Text section below:
ANOTHER GREAT READ FOR APRIL, 2018
So, everyone - before we start, what do you think of my amazing new look?! Thanks to dear Library computer supremo Joanne Dillon (JD), my blog looks totally amazing - needless to say, it would have stayed back in the dark ages for ever and ever if it had to rely on my non-existent designing talents, but a change is as good as a rest, and I think the change here is FABULOUS. Six stars, JD!
The Unquiet Grave, by Sharyn McCrumb
The Greenbrier Ghost is firmly imbedded in West Virginia
folklore, as well it should be: after
all, what other man in United States history was convicted of the murder of his
young wife by the testament of her ghost – as
stated by her mother at
his trial.
End of Text section.
# [Things to do]
a. In the blog post reviewing The Unquiet Grave, who is credited with the blog's new look?
b. Pick up the blog post on The Unquiet Grave right after its final sentence and keep writing.
Provided records below:
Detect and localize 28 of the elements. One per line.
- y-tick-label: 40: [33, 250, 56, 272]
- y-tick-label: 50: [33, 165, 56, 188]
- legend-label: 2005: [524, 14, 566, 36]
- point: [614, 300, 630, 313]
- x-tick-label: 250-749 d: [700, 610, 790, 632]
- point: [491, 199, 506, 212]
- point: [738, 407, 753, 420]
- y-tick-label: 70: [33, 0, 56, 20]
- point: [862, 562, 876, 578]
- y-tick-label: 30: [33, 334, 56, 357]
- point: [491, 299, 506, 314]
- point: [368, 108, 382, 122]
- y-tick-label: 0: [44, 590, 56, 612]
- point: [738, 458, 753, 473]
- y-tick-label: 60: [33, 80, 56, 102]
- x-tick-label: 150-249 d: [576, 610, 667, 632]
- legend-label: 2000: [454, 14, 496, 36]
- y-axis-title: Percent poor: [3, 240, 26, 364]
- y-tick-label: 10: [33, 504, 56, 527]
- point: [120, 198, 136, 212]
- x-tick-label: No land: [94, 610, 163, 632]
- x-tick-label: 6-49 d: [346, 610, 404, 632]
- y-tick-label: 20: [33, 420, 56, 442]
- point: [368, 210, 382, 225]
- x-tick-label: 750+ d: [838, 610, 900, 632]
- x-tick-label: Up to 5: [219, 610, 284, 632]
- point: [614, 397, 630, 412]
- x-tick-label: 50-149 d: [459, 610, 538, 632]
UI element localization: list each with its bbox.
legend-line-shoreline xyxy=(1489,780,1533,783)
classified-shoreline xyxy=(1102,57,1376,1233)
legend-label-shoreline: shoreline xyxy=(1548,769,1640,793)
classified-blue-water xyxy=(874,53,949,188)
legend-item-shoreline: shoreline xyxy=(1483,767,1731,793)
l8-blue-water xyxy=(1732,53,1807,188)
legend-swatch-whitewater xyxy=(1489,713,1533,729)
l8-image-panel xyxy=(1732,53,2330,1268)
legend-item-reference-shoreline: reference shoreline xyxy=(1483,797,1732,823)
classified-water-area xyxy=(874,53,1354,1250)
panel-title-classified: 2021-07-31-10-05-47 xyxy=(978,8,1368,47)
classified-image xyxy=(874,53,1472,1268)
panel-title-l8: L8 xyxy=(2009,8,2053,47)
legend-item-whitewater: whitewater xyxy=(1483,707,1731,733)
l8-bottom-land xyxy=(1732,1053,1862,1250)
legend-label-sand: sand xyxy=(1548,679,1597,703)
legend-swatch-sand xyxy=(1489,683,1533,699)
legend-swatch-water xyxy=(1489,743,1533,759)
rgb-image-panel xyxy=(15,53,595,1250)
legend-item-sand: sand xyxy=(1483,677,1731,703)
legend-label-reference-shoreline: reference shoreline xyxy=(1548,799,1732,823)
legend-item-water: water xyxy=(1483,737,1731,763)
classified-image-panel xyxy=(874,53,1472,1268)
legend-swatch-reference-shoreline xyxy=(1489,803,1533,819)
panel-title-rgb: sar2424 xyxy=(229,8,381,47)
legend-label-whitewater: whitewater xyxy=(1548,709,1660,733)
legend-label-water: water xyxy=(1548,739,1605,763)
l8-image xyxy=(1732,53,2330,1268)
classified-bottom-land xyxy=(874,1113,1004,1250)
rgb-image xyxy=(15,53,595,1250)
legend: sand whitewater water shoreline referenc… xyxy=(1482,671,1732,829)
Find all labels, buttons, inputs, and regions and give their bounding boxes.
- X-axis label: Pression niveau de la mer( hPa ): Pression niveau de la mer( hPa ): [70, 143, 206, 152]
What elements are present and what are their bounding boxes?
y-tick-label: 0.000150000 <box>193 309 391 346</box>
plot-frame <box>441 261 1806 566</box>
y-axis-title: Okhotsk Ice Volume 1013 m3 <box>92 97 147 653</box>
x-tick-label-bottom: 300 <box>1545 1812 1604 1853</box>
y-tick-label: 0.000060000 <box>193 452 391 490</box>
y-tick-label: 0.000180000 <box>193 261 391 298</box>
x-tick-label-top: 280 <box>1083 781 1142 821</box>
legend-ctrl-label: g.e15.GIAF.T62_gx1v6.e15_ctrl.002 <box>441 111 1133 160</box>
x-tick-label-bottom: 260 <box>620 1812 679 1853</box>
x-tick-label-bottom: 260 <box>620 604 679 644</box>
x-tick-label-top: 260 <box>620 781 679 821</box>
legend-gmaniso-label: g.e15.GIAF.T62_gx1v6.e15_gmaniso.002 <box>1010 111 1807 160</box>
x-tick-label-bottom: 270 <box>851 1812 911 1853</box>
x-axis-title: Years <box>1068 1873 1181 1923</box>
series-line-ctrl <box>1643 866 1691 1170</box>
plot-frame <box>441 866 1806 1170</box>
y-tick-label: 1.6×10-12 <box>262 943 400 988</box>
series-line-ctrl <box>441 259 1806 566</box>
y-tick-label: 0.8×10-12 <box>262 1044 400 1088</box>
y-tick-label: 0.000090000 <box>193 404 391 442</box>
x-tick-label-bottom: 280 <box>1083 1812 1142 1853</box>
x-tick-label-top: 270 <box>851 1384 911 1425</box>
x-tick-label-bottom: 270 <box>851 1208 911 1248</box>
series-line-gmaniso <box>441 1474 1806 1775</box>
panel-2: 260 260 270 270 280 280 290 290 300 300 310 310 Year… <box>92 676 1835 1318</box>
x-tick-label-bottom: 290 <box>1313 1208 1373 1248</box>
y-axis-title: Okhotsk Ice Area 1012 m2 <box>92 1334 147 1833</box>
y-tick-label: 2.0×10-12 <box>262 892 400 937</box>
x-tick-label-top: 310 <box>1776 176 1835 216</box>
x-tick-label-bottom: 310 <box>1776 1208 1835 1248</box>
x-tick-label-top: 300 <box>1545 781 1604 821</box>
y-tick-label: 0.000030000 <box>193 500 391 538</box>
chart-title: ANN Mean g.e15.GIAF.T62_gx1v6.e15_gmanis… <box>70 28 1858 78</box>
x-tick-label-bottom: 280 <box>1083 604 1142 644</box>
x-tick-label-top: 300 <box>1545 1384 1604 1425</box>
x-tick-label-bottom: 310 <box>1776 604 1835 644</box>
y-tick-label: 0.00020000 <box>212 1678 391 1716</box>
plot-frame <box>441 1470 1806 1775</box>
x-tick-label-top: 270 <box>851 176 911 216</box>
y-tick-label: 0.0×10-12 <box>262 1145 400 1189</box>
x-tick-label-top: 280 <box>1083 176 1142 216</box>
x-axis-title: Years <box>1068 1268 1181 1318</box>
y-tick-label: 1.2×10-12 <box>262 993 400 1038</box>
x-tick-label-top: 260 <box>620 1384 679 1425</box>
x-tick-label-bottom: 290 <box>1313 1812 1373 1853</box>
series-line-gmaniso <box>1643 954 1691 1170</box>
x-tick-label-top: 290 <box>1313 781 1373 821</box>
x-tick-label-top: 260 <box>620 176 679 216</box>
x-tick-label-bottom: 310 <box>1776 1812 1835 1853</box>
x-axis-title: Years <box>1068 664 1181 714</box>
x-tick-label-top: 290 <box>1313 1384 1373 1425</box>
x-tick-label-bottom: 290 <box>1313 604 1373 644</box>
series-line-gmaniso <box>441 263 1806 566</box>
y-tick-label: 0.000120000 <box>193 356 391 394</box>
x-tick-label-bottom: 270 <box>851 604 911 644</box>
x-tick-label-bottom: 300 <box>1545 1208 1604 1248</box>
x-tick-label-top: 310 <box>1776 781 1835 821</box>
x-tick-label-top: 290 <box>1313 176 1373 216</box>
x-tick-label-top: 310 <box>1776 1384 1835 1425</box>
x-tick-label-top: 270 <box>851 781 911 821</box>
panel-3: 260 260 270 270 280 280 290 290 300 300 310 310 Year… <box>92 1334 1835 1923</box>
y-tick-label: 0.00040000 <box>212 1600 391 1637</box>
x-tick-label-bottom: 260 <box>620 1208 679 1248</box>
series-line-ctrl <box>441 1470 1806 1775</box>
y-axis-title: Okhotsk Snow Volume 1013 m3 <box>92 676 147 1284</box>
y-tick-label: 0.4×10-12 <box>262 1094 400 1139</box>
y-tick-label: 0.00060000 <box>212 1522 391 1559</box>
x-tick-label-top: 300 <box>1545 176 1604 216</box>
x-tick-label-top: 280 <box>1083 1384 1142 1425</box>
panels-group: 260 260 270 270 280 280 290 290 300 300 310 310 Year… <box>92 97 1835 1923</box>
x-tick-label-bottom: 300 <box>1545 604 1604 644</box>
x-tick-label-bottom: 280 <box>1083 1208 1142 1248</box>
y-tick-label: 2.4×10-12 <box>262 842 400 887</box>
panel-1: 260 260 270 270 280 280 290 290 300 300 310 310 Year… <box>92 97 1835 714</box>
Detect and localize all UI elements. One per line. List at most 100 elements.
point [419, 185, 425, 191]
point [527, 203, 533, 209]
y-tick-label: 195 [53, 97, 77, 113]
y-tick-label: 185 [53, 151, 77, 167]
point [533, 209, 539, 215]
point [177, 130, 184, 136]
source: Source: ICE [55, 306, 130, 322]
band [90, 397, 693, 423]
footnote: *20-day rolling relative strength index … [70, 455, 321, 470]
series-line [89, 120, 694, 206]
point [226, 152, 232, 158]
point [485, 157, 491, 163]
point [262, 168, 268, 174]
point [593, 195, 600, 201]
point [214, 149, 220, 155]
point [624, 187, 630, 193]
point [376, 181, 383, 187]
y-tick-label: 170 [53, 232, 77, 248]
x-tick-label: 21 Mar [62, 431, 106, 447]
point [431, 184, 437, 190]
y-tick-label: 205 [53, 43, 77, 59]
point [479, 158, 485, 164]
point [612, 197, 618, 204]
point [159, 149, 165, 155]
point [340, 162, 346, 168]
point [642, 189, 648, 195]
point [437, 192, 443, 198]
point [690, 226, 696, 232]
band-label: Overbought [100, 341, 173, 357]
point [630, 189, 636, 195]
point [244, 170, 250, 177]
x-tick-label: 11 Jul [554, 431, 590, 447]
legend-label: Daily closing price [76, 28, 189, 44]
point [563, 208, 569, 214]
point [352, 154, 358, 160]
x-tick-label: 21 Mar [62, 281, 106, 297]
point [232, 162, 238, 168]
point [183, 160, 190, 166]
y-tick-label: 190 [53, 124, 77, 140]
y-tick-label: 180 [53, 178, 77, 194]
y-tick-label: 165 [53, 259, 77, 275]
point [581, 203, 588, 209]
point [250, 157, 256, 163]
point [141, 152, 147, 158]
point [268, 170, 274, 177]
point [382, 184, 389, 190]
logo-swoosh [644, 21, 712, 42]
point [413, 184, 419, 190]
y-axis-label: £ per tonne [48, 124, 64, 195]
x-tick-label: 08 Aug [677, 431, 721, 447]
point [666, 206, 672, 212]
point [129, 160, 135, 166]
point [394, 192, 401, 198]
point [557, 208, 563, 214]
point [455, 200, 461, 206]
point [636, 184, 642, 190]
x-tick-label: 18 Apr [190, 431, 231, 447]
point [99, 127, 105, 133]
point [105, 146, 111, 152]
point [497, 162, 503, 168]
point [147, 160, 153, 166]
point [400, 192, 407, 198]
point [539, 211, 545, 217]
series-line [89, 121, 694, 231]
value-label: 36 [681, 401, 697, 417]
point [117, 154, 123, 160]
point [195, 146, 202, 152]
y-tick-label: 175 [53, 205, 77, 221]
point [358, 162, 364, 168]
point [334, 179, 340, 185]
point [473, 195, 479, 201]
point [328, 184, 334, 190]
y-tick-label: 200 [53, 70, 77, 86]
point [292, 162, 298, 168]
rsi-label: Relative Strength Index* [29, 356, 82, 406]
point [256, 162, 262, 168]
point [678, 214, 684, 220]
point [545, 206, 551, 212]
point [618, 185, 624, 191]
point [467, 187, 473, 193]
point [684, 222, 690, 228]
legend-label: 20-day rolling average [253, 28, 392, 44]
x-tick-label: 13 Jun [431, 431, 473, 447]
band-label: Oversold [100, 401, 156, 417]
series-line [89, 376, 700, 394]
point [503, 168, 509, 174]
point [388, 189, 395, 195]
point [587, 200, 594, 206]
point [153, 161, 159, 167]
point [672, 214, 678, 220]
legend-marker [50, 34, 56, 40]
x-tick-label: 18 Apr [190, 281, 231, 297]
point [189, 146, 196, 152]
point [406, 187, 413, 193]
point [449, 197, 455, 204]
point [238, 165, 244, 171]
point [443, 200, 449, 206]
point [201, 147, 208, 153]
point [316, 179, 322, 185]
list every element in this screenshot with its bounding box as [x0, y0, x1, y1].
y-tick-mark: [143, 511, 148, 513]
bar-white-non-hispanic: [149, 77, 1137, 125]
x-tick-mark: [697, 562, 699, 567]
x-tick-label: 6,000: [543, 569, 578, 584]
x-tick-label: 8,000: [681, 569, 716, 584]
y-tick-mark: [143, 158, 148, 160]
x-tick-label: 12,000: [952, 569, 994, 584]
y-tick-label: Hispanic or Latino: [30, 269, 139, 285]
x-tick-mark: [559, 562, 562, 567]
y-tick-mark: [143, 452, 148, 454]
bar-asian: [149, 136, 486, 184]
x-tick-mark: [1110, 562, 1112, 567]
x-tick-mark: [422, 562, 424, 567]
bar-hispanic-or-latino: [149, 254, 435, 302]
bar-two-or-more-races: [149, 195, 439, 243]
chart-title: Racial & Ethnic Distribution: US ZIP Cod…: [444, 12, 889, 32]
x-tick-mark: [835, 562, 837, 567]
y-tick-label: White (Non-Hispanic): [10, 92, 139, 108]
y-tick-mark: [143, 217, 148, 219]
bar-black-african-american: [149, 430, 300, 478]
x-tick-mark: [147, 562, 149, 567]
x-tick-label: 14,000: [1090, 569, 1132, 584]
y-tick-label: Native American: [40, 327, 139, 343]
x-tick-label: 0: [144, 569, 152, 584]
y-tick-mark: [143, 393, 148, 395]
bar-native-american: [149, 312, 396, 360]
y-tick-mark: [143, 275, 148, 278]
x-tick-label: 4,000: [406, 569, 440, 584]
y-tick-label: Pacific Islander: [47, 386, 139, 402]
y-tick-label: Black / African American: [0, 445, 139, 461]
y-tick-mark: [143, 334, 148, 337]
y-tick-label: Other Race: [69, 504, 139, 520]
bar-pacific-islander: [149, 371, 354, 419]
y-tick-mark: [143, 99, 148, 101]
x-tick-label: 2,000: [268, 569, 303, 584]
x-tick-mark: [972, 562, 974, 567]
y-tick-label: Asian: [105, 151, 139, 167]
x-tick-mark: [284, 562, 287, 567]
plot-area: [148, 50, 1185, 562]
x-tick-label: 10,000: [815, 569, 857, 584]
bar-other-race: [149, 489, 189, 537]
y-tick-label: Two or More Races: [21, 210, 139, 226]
End of Provided records.
# [Responses to the exercise]
a. Joanne Dillon (JD), the Library computer supremo.

b.
In 1897, backwoods Farmer’s daughter Zona Heaster is
married in unseemly haste to Erasmus ‘Trout’ Shue, a young blacksmith new to
the area. He is handsome, muscular, full
of charm; she is pretty, bold and
already experienced more than she should be ‘in the ways of men’. Her parents are worried; the groom has been married before – twice! –
and one wife died of an accident within a year of marriage. The other ex-wife gives him a wide
berth. Zona, that impulsive, bored, and flighty
girl has never taken to the hard life
that is her mother’s lot; her
housekeeping skills are non-existent, and she and her new husband are living a
long distance away to be nearer to his work, so Mary Jane, Zona’s mother, can’t
visit regularly to make sure that she is performing her wifely duties
satisfactorily. And Mary Jane’s
misgivings are horrifyingly correct:
within two months riders appear at the family farm to notify them that
Zona is dead ‘from a fall’, and her grieving husband will be bringing her body
back for burial in her home county.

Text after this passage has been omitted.